## WHAT IS REQUIRED
Provide a single number: the count of lines containing the string "JSON".

## RECORD EXCERPTS
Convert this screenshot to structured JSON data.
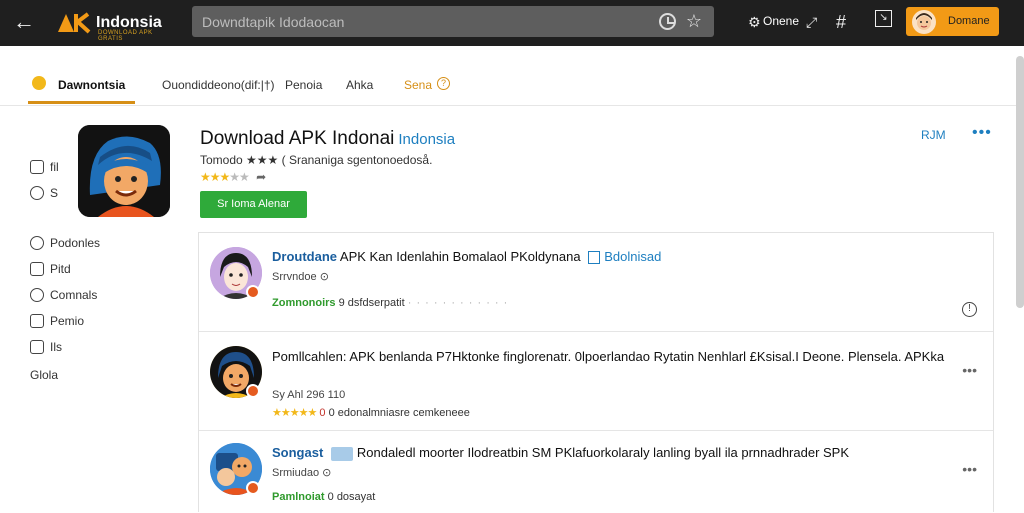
{
  "topbar": {
    "logo_text": "Indonsia",
    "logo_sub": "DOWNLOAD APK GRATIS",
    "search_value": "Downdtapik Idodaocan",
    "online_label": "Onene",
    "account_label": "Domane"
  },
  "tabs": {
    "items": [
      {
        "label": "Dawnontsia"
      },
      {
        "label": "Ouondiddeono(dif:|†)"
      },
      {
        "label": "Penoia"
      },
      {
        "label": "Ahka"
      },
      {
        "label": "Sena"
      }
    ]
  },
  "sidebar": {
    "items": [
      {
        "label": "fil"
      },
      {
        "label": "S"
      },
      {
        "label": "Podonles"
      },
      {
        "label": "Pitd"
      },
      {
        "label": "Comnals"
      },
      {
        "label": "Pemio"
      },
      {
        "label": "Ils"
      },
      {
        "label": "Glola"
      }
    ]
  },
  "app": {
    "title": "Download APK Indonai",
    "title_tag": "Indonsia",
    "meta": "Tomodo ★★★ ( Srananiga sgentonoedoså.",
    "rating_stars": "★★★",
    "rating_off": "★★",
    "rating_score": 3,
    "rating_max": 5,
    "cta_label": "Sr Ioma Alenar",
    "side_link": "RJM"
  },
  "results": [
    {
      "lead": "Droutdane",
      "title": "APK Kan Idenlahin Bomalaol PKoldynana",
      "tag": "Bdolnisad",
      "sub": "Srrvndoe ⊙",
      "foot_green": "Zomnonoirs",
      "foot_text": "9 dsfdserpatit",
      "foot_grey": "· · · · · · · · · · · ·"
    },
    {
      "lead": "",
      "title": "Pomllcahlen: APK benlanda P7Hktonke finglorenatr. 0lpoerlandao Rytatin Nenhlarl £Ksisal.I Deone. Plensela. APKka",
      "tag": "",
      "sub": "Sy Ahl 296 110",
      "foot_green": "★★★★★",
      "foot_text": "0 edonalmniasre cemkeneee",
      "foot_grey": ""
    },
    {
      "lead": "Songast",
      "title": "Rondaledl moorter Ilodreatbin SM PKlafuorkolaraly lanling byall ila prnnadhrader SPK",
      "tag": "",
      "sub": "Srmiudao ⊙",
      "foot_green": "Pamlnoiat",
      "foot_text": "0 dosayat",
      "foot_grey": ""
    }
  ],
  "colors": {
    "topbar": "#1f1f1f",
    "accent": "#f29a16",
    "cta": "#2faa3a",
    "link": "#1e7fc0"
  }
}
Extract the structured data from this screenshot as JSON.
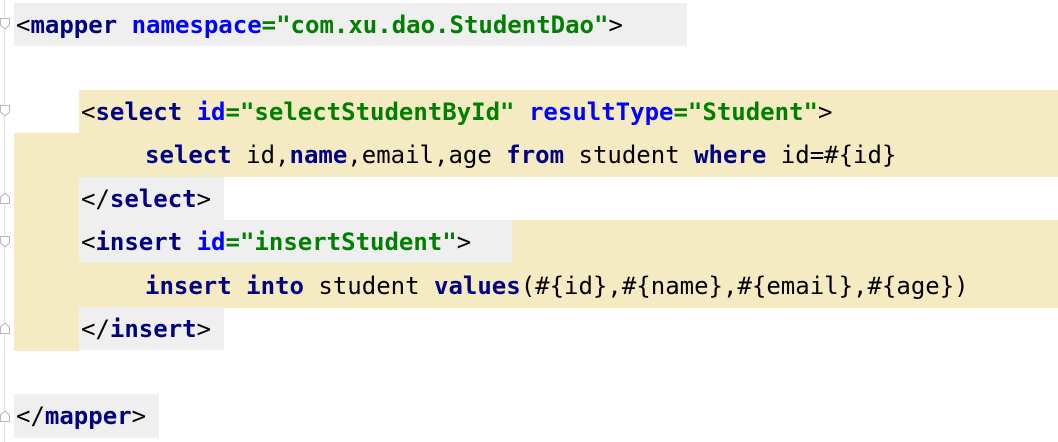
{
  "mapper_open": {
    "lt": "<",
    "tag": "mapper",
    "attr": "namespace",
    "eq": "=",
    "value": "\"com.xu.dao.StudentDao\"",
    "gt": ">"
  },
  "select_open": {
    "lt": "<",
    "tag": "select",
    "attr1": "id",
    "eq1": "=",
    "value1": "\"selectStudentById\"",
    "attr2": "resultType",
    "eq2": "=",
    "value2": "\"Student\"",
    "gt": ">"
  },
  "select_sql": {
    "kw1": "select",
    "t1": " id,",
    "kw2": "name",
    "t2": ",email,age ",
    "kw3": "from",
    "t3": " student ",
    "kw4": "where",
    "t4": " id=#{id}"
  },
  "select_close": {
    "lt": "</",
    "tag": "select",
    "gt": ">"
  },
  "insert_open": {
    "lt": "<",
    "tag": "insert",
    "attr": "id",
    "eq": "=",
    "value": "\"insertStudent\"",
    "gt": ">"
  },
  "insert_sql": {
    "kw1": "insert",
    "sp1": " ",
    "kw2": "into",
    "t1": " student ",
    "kw3": "values",
    "t2": "(#{id},#{name},#{email},#{age})"
  },
  "insert_close": {
    "lt": "</",
    "tag": "insert",
    "gt": ">"
  },
  "mapper_close": {
    "lt": "</",
    "tag": "mapper",
    "gt": ">"
  },
  "colors": {
    "tag": "#000080",
    "attribute": "#0000ff",
    "value": "#008000",
    "highlight": "#f5ebc2",
    "tag_background": "#efefef"
  }
}
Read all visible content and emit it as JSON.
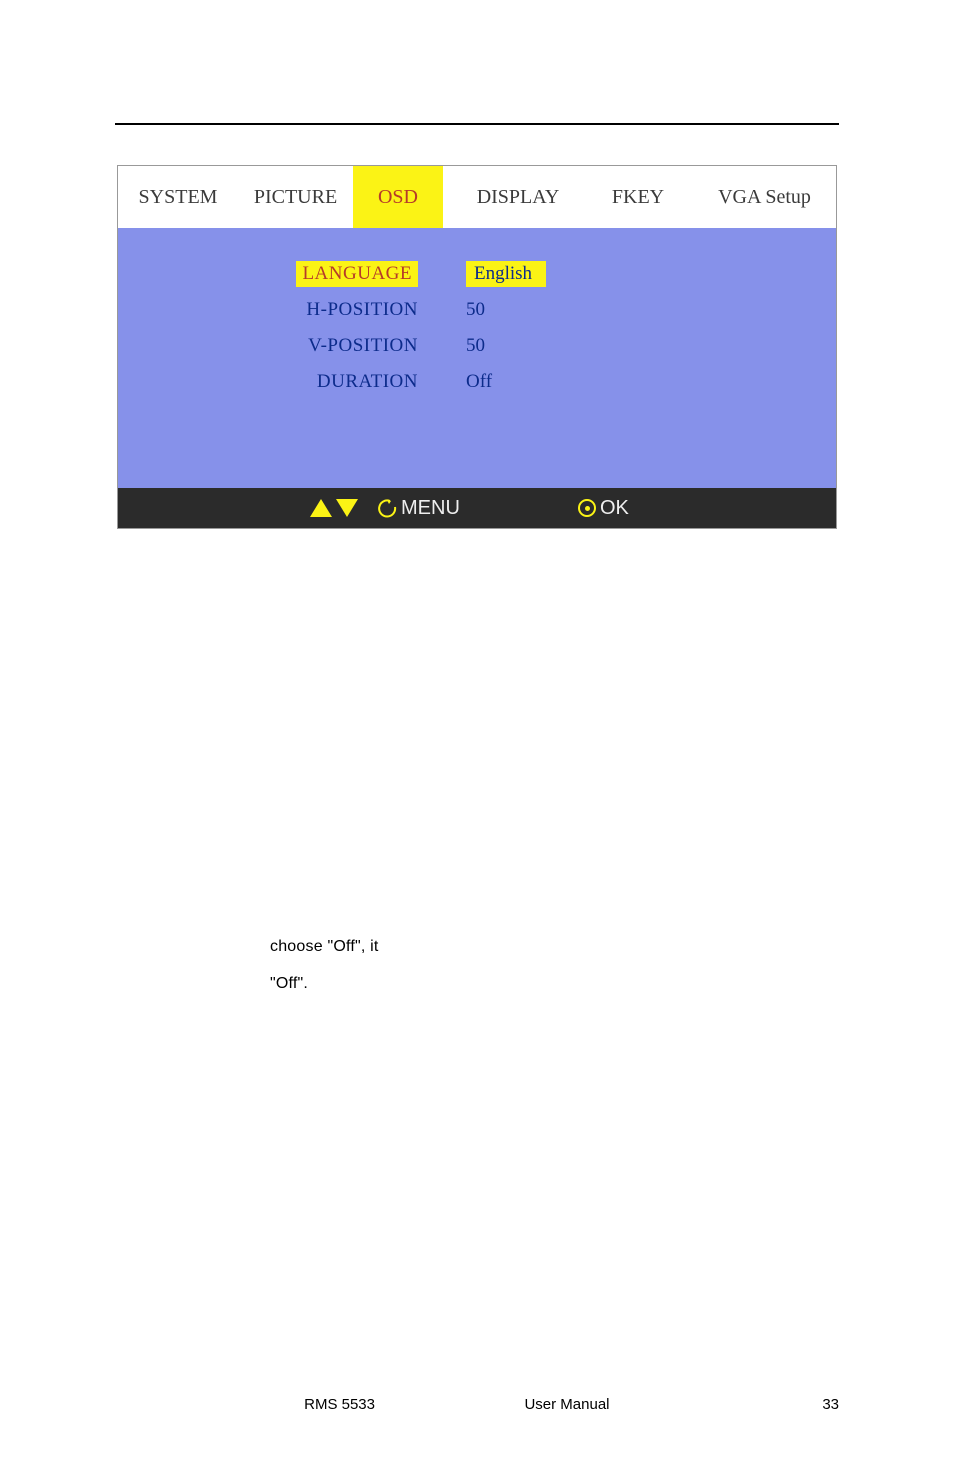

## ANSWER
3